__To be done__.
What's needed is an exact copy of the lines from the one that contains "Give me the" to the end of the data below, leaving the pictures out.

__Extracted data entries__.
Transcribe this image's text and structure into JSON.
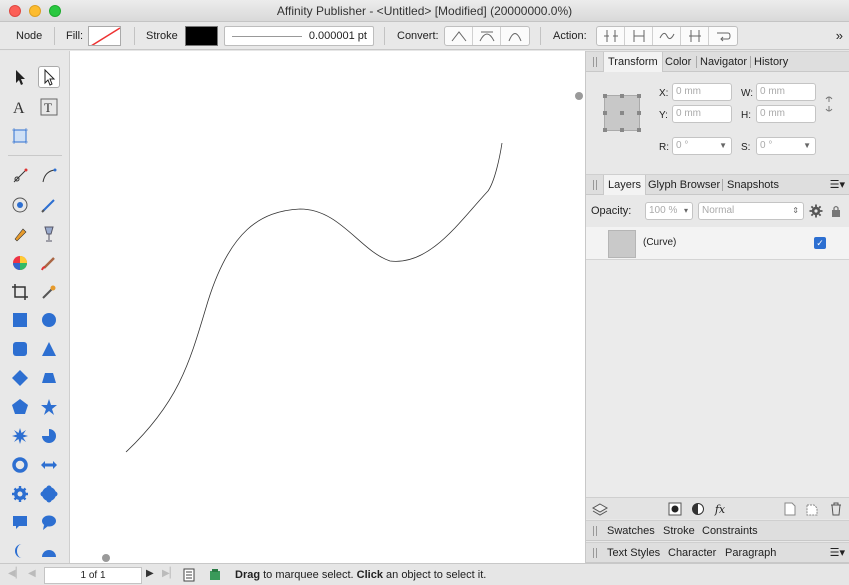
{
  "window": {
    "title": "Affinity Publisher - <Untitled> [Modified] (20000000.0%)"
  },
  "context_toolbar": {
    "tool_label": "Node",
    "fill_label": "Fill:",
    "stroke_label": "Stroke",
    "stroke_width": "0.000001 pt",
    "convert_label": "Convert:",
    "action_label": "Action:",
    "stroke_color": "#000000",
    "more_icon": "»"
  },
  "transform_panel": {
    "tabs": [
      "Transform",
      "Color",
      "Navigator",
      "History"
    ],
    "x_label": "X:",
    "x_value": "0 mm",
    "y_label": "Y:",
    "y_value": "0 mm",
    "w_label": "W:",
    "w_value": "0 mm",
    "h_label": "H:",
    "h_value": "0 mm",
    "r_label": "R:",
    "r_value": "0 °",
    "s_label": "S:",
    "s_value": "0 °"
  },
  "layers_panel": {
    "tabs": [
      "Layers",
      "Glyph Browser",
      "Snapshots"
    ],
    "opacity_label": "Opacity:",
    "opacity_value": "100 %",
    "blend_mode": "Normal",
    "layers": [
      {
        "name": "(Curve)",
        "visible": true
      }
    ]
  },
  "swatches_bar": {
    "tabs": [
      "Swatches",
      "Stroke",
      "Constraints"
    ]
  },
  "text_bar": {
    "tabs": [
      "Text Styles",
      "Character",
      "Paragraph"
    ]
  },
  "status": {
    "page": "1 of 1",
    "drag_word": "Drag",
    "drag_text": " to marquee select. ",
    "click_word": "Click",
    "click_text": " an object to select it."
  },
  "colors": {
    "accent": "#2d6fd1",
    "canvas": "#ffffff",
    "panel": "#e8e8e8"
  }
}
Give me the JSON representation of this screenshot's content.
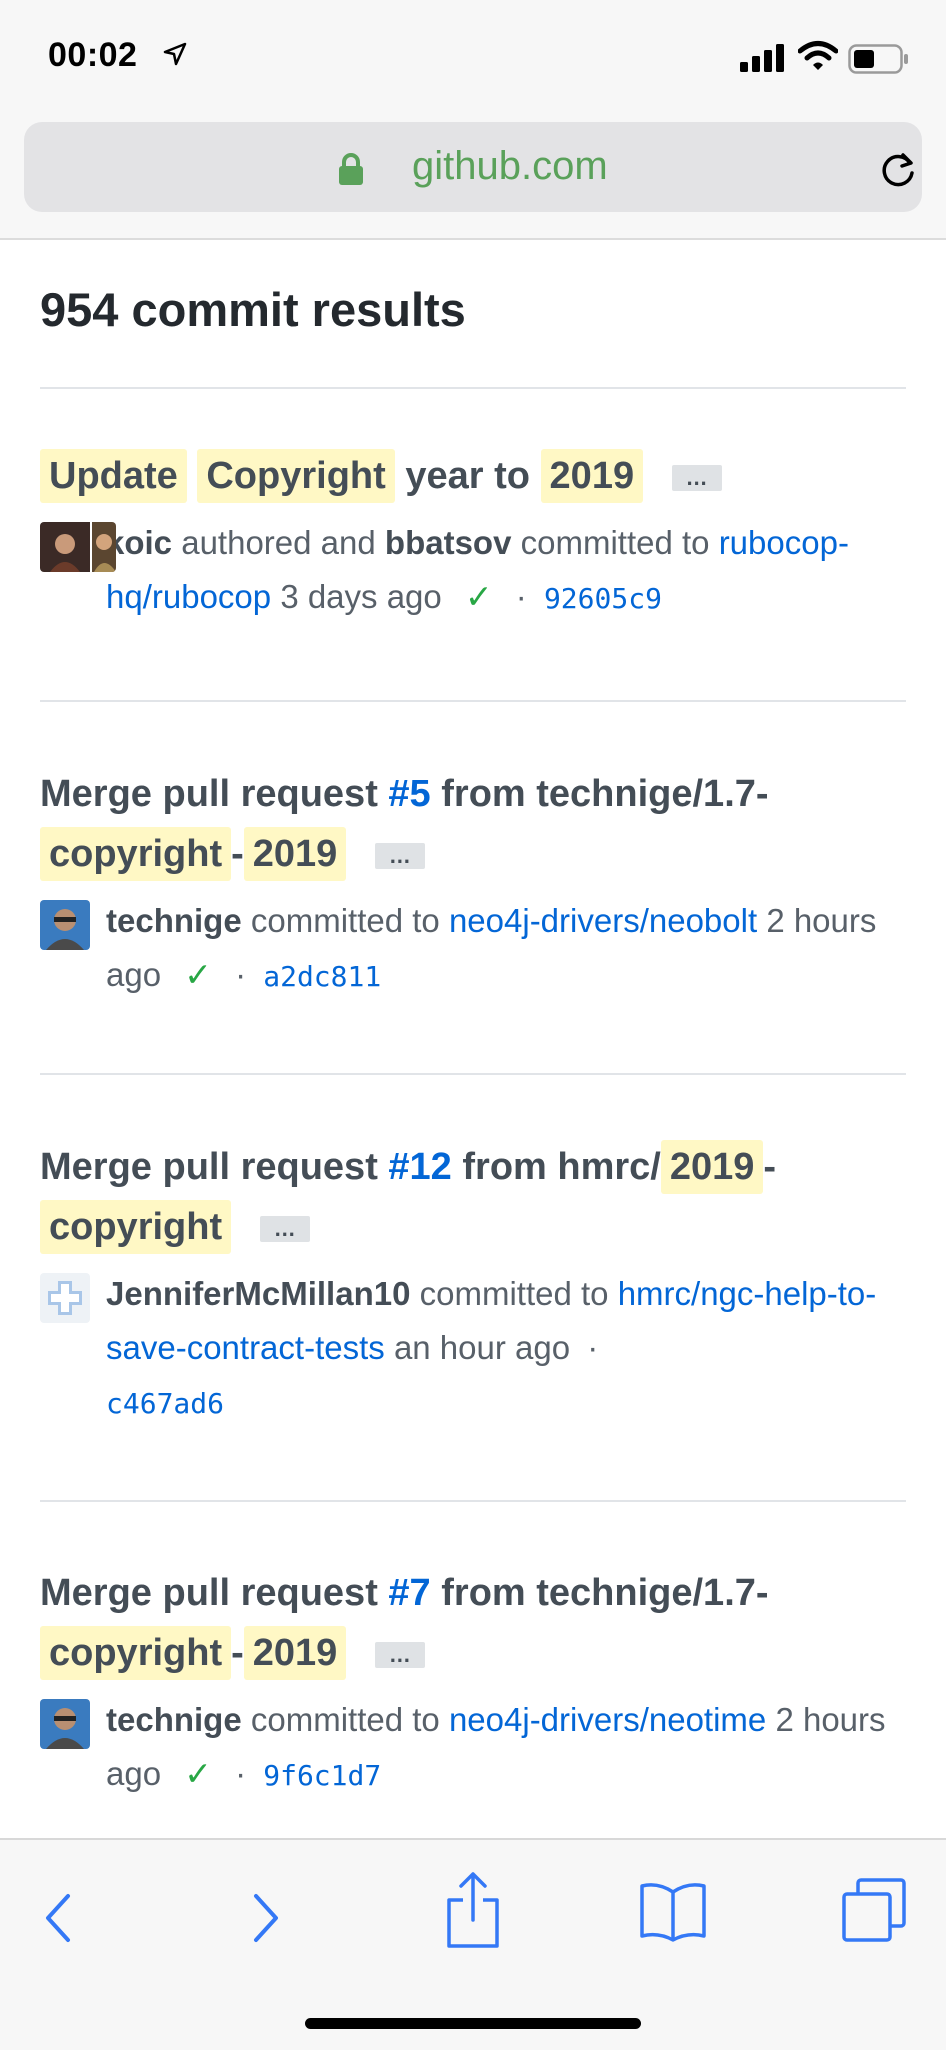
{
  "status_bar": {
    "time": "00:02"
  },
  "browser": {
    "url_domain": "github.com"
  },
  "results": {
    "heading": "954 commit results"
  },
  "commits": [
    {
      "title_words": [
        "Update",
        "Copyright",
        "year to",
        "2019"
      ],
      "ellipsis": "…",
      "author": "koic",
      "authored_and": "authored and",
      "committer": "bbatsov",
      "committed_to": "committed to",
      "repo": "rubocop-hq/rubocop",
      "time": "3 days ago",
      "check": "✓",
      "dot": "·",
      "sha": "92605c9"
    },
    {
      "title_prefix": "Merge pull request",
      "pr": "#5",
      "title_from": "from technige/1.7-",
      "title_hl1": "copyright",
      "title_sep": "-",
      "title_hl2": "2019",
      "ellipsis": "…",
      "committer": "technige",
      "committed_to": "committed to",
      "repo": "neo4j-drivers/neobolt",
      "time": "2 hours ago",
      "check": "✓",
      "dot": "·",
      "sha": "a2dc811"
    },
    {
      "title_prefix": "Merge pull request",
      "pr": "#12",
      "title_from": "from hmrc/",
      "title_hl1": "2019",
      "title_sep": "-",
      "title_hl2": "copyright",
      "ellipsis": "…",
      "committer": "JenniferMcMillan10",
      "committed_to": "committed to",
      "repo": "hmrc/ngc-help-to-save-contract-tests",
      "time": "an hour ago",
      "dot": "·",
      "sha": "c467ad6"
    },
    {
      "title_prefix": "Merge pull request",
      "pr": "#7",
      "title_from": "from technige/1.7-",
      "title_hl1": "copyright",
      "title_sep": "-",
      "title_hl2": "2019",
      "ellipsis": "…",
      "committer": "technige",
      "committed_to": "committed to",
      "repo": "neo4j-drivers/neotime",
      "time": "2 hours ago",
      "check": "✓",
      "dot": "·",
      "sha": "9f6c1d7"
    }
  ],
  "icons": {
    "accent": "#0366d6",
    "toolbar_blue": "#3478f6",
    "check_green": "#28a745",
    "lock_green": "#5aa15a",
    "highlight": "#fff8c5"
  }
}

__Correct result__.
Give me the JSON representation of this screenshot's content.
{
  "status_bar": {
    "time": "00:02"
  },
  "browser": {
    "url_domain": "github.com"
  },
  "results": {
    "heading": "954 commit results"
  },
  "commits": [
    {
      "title_words": [
        "Update",
        "Copyright",
        "year to",
        "2019"
      ],
      "ellipsis": "…",
      "author": "koic",
      "authored_and": "authored and",
      "committer": "bbatsov",
      "committed_to": "committed to",
      "repo": "rubocop-hq/rubocop",
      "time": "3 days ago",
      "check": "✓",
      "dot": "·",
      "sha": "92605c9"
    },
    {
      "title_prefix": "Merge pull request",
      "pr": "#5",
      "title_from": "from technige/1.7-",
      "title_hl1": "copyright",
      "title_sep": "-",
      "title_hl2": "2019",
      "ellipsis": "…",
      "committer": "technige",
      "committed_to": "committed to",
      "repo": "neo4j-drivers/neobolt",
      "time": "2 hours ago",
      "check": "✓",
      "dot": "·",
      "sha": "a2dc811"
    },
    {
      "title_prefix": "Merge pull request",
      "pr": "#12",
      "title_from": "from hmrc/",
      "title_hl1": "2019",
      "title_sep": "-",
      "title_hl2": "copyright",
      "ellipsis": "…",
      "committer": "JenniferMcMillan10",
      "committed_to": "committed to",
      "repo": "hmrc/ngc-help-to-save-contract-tests",
      "time": "an hour ago",
      "dot": "·",
      "sha": "c467ad6"
    },
    {
      "title_prefix": "Merge pull request",
      "pr": "#7",
      "title_from": "from technige/1.7-",
      "title_hl1": "copyright",
      "title_sep": "-",
      "title_hl2": "2019",
      "ellipsis": "…",
      "committer": "technige",
      "committed_to": "committed to",
      "repo": "neo4j-drivers/neotime",
      "time": "2 hours ago",
      "check": "✓",
      "dot": "·",
      "sha": "9f6c1d7"
    }
  ],
  "icons": {
    "accent": "#0366d6",
    "toolbar_blue": "#3478f6",
    "check_green": "#28a745",
    "lock_green": "#5aa15a",
    "highlight": "#fff8c5"
  }
}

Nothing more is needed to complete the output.